WRITTEN EXERCISE: Quote the records below in full, exactly as given, with the images taken out.

Recorded data:
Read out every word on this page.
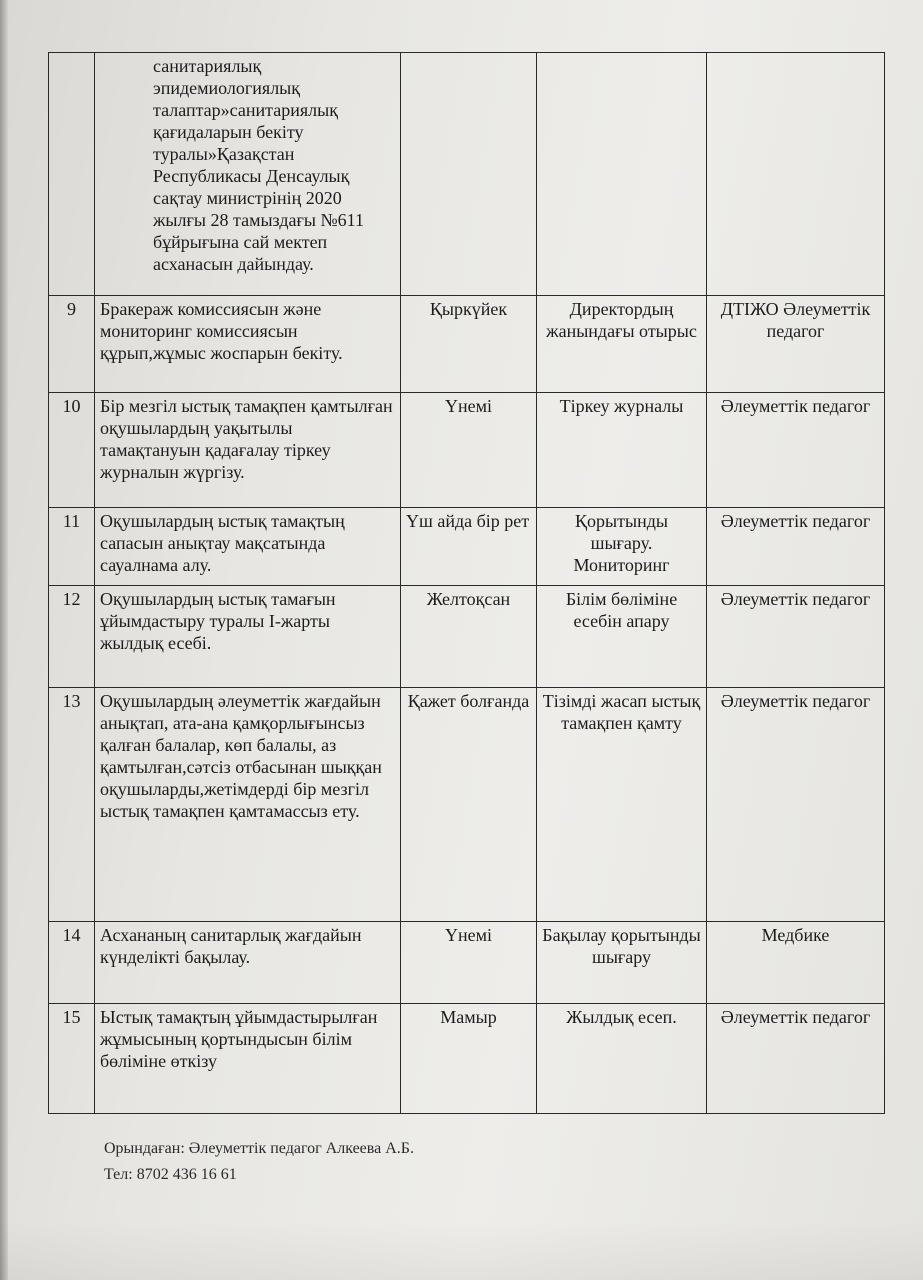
	санитариялық эпидемиологиялық талаптар»санитариялық қағидаларын бекіту туралы»Қазақстан Республикасы Денсаулық сақтау министрінің 2020 жылғы 28 тамыздағы №611 бұйрығына сай мектеп асханасын дайындау.			
9	Бракераж комиссиясын және мониторинг комиссиясын құрып,жұмыс жоспарын бекіту.	Қыркүйек	Директордың жанындағы отырыс	ДТІЖО Әлеуметтік педагог
10	Бір мезгіл ыстық тамақпен қамтылған оқушылардың уақытылы тамақтануын қадағалау тіркеу журналын жүргізу.	Үнемі	Тіркеу журналы	Әлеуметтік педагог
11	Оқушылардың ыстық тамақтың сапасын анықтау мақсатында сауалнама алу.	Үш айда бір рет	Қорытынды шығару. Мониторинг	Әлеуметтік педагог
12	Оқушылардың ыстық тамағын ұйымдастыру туралы І-жарты жылдық есебі.	Желтоқсан	Білім бөліміне есебін апару	Әлеуметтік педагог
13	Оқушылардың әлеуметтік жағдайын анықтап, ата-ана қамқорлығынсыз қалған балалар, көп балалы, аз қамтылған,сәтсіз отбасынан шыққан оқушыларды,жетімдерді бір мезгіл ыстық тамақпен қамтамассыз ету.	Қажет болғанда	Тізімді жасап ыстық тамақпен қамту	Әлеуметтік педагог
14	Асхананың санитарлық жағдайын күнделікті бақылау.	Үнемі	Бақылау қорытынды шығару	Медбике
15	Ыстық тамақтың ұйымдастырылған жұмысының қортындысын білім бөліміне өткізу	Мамыр	Жылдық есеп.	Әлеуметтік педагог
Орындаған: Әлеуметтік педагог Алкеева А.Б.
Тел: 8702 436 16 61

EXERCISE RESPONSE:
Read out every word on this page.
	санитариялық эпидемиологиялық талаптар»санитариялық қағидаларын бекіту туралы»Қазақстан Республикасы Денсаулық сақтау министрінің 2020 жылғы 28 тамыздағы №611 бұйрығына сай мектеп асханасын дайындау.			
9	Бракераж комиссиясын және мониторинг комиссиясын құрып,жұмыс жоспарын бекіту.	Қыркүйек	Директордың жанындағы отырыс	ДТІЖО Әлеуметтік педагог
10	Бір мезгіл ыстық тамақпен қамтылған оқушылардың уақытылы тамақтануын қадағалау тіркеу журналын жүргізу.	Үнемі	Тіркеу журналы	Әлеуметтік педагог
11	Оқушылардың ыстық тамақтың сапасын анықтау мақсатында сауалнама алу.	Үш айда бір рет	Қорытынды шығару. Мониторинг	Әлеуметтік педагог
12	Оқушылардың ыстық тамағын ұйымдастыру туралы І-жарты жылдық есебі.	Желтоқсан	Білім бөліміне есебін апару	Әлеуметтік педагог
13	Оқушылардың әлеуметтік жағдайын анықтап, ата-ана қамқорлығынсыз қалған балалар, көп балалы, аз қамтылған,сәтсіз отбасынан шыққан оқушыларды,жетімдерді бір мезгіл ыстық тамақпен қамтамассыз ету.	Қажет болғанда	Тізімді жасап ыстық тамақпен қамту	Әлеуметтік педагог
14	Асхананың санитарлық жағдайын күнделікті бақылау.	Үнемі	Бақылау қорытынды шығару	Медбике
15	Ыстық тамақтың ұйымдастырылған жұмысының қортындысын білім бөліміне өткізу	Мамыр	Жылдық есеп.	Әлеуметтік педагог
Орындаған: Әлеуметтік педагог Алкеева А.Б.
Тел: 8702 436 16 61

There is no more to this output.